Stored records
_ _ _

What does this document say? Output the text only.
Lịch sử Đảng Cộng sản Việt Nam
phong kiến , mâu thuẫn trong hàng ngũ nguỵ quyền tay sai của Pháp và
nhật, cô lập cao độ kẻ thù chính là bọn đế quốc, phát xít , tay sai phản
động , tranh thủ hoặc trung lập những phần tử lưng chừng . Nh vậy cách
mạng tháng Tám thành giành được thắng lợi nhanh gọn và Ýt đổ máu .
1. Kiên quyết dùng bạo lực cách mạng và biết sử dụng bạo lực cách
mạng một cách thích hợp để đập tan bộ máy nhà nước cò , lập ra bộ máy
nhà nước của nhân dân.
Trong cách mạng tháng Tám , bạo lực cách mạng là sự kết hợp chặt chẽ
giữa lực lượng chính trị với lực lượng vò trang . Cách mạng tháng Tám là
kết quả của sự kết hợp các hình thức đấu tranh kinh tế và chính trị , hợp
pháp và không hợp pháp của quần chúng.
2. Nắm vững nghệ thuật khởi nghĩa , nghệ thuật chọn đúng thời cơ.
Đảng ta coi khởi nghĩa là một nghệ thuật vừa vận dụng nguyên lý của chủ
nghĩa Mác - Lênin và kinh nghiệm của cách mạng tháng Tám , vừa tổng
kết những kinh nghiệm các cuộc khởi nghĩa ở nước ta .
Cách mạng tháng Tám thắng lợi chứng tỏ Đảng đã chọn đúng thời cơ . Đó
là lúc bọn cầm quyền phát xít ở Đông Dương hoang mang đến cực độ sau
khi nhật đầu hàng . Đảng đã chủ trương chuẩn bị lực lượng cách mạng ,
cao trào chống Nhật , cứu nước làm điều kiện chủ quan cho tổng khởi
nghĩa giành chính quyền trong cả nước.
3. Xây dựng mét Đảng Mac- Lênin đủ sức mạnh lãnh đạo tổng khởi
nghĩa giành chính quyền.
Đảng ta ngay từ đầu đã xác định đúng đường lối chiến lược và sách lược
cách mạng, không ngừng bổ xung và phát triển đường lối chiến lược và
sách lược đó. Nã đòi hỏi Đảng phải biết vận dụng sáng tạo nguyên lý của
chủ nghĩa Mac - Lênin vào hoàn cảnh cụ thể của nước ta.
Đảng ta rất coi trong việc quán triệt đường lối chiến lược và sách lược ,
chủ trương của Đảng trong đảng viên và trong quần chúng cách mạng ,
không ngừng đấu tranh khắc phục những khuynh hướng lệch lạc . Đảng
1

_ _ _

▶ [SET EXERCISE]:
From the listing above, copy every line that holds the string "đường".

▶ [FULL OUTPUT]:
Đảng ta ngay từ đầu đã xác định đúng đường lối chiến lược và sách lược
cách mạng, không ngừng bổ xung và phát triển đường lối chiến lược và
Đảng ta rất coi trong việc quán triệt đường lối chiến lược và sách lược ,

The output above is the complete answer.